#### Objective
Provide only the number of lines in the data below that contain the string "hebdomadaires".

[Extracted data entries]
++++++++++
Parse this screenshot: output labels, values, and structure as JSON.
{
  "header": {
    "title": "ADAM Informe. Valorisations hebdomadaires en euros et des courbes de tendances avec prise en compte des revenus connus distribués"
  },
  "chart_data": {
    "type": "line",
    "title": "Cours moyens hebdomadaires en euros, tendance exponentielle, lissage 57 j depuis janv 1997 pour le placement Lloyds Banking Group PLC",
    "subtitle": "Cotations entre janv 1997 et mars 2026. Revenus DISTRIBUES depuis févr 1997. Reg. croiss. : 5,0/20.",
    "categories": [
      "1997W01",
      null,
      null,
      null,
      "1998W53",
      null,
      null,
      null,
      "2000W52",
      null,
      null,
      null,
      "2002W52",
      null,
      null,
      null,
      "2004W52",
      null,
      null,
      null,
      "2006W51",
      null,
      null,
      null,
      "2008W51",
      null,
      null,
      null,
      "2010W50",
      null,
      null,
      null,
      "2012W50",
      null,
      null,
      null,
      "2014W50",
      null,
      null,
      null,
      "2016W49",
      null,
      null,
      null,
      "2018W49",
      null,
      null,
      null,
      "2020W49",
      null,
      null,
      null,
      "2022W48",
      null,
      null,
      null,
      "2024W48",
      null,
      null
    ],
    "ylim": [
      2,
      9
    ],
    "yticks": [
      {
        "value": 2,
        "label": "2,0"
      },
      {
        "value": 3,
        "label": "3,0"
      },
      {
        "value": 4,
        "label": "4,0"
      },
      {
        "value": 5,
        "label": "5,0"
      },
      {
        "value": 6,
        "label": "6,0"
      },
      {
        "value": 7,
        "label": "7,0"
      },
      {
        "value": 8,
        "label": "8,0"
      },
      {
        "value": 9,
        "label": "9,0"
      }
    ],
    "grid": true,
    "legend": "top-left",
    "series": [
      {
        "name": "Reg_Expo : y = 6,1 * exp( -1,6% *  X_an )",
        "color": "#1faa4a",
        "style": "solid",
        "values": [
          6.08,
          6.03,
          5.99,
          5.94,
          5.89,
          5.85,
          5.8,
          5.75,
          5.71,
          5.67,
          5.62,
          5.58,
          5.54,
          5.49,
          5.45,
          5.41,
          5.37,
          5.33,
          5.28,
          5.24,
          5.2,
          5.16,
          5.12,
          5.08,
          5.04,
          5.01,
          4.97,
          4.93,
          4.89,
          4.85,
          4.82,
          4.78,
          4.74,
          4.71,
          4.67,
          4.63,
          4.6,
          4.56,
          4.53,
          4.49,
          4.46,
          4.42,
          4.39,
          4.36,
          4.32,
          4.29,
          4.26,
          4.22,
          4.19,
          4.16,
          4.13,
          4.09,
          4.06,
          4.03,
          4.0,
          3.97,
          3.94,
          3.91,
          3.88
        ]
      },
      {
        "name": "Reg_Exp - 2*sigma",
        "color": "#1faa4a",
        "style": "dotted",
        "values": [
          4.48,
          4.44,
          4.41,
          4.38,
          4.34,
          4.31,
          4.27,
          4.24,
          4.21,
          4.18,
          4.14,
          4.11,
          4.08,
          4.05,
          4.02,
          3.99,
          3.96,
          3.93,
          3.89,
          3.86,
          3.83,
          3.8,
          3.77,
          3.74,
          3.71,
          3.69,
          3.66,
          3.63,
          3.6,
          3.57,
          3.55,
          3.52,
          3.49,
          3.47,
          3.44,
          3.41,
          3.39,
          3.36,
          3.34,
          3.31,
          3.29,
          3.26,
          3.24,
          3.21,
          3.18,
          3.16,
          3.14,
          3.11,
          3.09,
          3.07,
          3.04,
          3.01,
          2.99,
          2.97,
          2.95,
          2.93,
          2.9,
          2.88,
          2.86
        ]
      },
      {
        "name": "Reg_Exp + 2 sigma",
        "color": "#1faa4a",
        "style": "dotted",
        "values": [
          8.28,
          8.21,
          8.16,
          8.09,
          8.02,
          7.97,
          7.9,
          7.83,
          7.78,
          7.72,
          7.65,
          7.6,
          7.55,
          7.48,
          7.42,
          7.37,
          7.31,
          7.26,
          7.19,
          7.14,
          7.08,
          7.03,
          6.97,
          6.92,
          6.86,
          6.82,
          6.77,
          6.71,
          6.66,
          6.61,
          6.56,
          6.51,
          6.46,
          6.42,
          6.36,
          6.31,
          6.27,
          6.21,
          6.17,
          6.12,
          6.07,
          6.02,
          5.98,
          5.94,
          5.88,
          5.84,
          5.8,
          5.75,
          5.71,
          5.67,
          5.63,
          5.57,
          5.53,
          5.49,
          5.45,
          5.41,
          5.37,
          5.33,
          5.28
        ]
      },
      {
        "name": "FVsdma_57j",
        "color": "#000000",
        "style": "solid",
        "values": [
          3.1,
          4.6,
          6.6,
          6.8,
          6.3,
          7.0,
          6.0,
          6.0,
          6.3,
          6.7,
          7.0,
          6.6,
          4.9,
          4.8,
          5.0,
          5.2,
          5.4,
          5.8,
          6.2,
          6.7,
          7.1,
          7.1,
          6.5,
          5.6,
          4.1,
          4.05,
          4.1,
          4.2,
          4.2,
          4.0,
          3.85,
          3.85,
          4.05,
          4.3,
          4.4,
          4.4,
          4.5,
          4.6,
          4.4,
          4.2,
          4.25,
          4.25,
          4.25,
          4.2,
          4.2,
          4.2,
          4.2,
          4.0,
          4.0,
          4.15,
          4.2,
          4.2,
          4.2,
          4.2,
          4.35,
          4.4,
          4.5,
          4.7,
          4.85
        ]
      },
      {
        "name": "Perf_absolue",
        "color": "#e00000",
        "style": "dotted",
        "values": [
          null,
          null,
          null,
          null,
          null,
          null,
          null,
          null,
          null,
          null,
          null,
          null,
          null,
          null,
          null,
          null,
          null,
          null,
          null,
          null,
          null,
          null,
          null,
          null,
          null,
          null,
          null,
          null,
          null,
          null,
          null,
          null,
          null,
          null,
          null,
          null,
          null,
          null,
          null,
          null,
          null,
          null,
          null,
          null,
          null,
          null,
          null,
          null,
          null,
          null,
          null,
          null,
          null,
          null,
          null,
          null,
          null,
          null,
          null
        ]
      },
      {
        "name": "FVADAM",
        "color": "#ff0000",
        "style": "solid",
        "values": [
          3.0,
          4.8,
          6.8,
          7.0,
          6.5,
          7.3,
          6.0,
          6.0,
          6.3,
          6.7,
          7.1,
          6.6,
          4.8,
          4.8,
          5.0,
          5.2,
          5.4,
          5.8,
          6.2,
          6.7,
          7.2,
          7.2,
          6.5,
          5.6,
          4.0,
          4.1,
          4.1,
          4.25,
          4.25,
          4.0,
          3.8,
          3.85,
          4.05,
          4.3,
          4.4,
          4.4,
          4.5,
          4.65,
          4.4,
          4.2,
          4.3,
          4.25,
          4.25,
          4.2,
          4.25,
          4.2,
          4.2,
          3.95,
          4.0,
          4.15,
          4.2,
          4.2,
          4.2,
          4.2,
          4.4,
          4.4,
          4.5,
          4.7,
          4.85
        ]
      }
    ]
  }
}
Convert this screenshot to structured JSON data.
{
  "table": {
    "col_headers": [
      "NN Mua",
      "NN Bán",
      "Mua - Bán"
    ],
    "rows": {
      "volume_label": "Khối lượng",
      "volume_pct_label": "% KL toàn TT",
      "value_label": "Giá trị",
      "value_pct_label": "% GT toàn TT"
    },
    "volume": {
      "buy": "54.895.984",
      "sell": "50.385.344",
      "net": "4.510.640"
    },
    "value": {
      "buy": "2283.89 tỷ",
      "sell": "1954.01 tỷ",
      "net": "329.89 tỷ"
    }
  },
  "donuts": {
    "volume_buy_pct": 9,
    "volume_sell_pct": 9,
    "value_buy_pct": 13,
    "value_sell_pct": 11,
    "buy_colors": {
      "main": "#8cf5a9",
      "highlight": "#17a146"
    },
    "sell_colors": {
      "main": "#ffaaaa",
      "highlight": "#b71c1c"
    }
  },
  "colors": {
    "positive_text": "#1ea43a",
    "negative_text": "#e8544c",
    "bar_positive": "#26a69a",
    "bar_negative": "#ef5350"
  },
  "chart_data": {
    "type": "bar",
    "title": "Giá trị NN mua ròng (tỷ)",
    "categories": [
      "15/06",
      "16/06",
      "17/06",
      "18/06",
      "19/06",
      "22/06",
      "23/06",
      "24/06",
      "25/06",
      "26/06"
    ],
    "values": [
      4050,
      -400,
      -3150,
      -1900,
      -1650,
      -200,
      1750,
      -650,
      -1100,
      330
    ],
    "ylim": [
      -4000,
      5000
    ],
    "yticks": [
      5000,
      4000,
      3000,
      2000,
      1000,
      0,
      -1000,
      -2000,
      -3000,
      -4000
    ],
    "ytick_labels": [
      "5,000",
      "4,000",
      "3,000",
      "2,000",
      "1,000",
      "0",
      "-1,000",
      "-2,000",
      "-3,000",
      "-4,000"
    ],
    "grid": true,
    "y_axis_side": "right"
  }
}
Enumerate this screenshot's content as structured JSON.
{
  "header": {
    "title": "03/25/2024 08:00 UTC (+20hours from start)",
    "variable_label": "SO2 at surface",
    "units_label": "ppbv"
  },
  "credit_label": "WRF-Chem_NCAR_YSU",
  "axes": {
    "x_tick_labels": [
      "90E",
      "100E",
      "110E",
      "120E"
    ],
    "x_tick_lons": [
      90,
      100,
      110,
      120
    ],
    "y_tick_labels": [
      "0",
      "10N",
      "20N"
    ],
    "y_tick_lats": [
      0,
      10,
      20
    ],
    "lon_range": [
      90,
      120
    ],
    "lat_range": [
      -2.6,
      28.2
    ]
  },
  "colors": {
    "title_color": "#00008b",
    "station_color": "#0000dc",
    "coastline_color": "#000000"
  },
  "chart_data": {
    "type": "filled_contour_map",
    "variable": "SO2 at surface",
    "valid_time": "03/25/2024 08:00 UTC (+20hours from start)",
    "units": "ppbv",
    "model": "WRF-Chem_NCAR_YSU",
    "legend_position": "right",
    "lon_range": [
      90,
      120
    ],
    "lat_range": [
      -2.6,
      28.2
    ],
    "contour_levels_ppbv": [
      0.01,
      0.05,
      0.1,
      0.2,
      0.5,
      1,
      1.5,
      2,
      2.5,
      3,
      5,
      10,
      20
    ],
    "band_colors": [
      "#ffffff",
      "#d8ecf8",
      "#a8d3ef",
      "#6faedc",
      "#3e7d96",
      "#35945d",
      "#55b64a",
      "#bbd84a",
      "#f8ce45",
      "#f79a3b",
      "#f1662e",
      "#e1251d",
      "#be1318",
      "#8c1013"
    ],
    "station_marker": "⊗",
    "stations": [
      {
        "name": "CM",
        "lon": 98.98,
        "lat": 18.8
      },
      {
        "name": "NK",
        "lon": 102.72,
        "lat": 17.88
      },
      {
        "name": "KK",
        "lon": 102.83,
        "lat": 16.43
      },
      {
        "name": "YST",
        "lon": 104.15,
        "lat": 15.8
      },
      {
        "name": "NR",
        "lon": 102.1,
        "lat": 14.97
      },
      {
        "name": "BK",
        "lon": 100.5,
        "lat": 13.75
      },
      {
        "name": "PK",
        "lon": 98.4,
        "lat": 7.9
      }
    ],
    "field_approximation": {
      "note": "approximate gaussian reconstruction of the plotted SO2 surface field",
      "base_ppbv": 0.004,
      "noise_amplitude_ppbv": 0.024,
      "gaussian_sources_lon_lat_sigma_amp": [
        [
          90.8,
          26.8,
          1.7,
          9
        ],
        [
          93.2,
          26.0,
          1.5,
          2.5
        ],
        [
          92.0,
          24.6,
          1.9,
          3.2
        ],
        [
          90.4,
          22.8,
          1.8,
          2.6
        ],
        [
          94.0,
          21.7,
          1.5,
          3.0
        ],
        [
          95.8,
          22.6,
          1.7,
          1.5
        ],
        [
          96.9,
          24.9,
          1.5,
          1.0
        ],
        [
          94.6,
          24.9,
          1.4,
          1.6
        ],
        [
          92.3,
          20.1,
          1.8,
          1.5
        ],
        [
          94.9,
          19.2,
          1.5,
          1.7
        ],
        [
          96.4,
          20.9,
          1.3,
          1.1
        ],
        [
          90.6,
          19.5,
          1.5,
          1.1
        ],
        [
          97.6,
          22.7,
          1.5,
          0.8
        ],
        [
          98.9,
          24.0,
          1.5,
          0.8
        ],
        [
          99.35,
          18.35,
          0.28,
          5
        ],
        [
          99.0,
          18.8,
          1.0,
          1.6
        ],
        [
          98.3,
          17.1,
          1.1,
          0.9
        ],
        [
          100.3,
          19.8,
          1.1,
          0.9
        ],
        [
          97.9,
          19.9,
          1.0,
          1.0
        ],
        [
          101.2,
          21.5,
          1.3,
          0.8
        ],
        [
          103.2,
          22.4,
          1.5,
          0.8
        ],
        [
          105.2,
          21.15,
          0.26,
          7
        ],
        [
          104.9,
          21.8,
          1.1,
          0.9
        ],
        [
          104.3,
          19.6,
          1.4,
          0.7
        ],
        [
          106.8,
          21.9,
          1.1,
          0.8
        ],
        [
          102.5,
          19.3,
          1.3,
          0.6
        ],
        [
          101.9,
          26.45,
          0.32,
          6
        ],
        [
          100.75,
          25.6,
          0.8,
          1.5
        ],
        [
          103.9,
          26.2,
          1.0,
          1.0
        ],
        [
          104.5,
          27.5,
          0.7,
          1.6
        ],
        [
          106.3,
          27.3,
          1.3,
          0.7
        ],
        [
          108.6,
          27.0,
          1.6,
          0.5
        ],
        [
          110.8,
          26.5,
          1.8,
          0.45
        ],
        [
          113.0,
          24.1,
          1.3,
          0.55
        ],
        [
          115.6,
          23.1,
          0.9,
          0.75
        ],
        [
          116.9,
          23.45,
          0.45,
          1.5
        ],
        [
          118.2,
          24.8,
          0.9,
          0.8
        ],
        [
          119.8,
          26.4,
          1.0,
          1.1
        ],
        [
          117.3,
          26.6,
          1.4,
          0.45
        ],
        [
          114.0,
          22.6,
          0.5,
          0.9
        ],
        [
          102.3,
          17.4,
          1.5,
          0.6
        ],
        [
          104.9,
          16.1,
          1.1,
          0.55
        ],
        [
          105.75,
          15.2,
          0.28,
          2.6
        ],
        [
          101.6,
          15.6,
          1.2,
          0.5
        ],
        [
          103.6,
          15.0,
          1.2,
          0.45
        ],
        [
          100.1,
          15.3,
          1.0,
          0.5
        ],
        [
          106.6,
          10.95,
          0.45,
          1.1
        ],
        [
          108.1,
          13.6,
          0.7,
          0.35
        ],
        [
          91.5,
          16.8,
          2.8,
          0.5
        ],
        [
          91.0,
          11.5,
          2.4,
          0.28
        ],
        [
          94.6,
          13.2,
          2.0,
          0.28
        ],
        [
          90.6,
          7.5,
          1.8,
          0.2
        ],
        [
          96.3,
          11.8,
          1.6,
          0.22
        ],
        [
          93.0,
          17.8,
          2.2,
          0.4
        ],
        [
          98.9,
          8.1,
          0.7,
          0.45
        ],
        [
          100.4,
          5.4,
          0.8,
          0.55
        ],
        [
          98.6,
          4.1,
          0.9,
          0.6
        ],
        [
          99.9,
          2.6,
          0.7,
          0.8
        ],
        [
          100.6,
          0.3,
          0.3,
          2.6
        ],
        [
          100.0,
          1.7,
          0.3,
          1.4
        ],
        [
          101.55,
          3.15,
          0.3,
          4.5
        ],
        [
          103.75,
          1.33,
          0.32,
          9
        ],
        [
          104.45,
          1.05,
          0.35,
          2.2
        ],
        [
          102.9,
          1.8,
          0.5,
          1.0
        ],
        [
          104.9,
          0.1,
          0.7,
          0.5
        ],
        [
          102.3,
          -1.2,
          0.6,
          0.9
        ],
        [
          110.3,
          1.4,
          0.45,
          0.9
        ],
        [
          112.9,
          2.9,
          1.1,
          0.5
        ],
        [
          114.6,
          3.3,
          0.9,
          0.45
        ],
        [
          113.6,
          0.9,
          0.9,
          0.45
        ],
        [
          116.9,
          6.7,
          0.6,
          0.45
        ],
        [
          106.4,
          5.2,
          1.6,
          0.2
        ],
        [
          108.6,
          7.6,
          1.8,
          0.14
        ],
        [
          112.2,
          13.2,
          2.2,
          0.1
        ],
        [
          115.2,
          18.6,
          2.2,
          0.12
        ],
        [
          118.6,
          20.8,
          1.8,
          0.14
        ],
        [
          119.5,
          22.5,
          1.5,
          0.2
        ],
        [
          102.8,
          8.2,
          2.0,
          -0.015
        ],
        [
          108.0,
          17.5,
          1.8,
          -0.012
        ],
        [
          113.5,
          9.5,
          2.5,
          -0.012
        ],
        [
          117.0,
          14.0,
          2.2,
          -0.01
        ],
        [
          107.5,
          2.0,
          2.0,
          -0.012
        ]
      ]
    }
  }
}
++++++++++
#### Complete output
2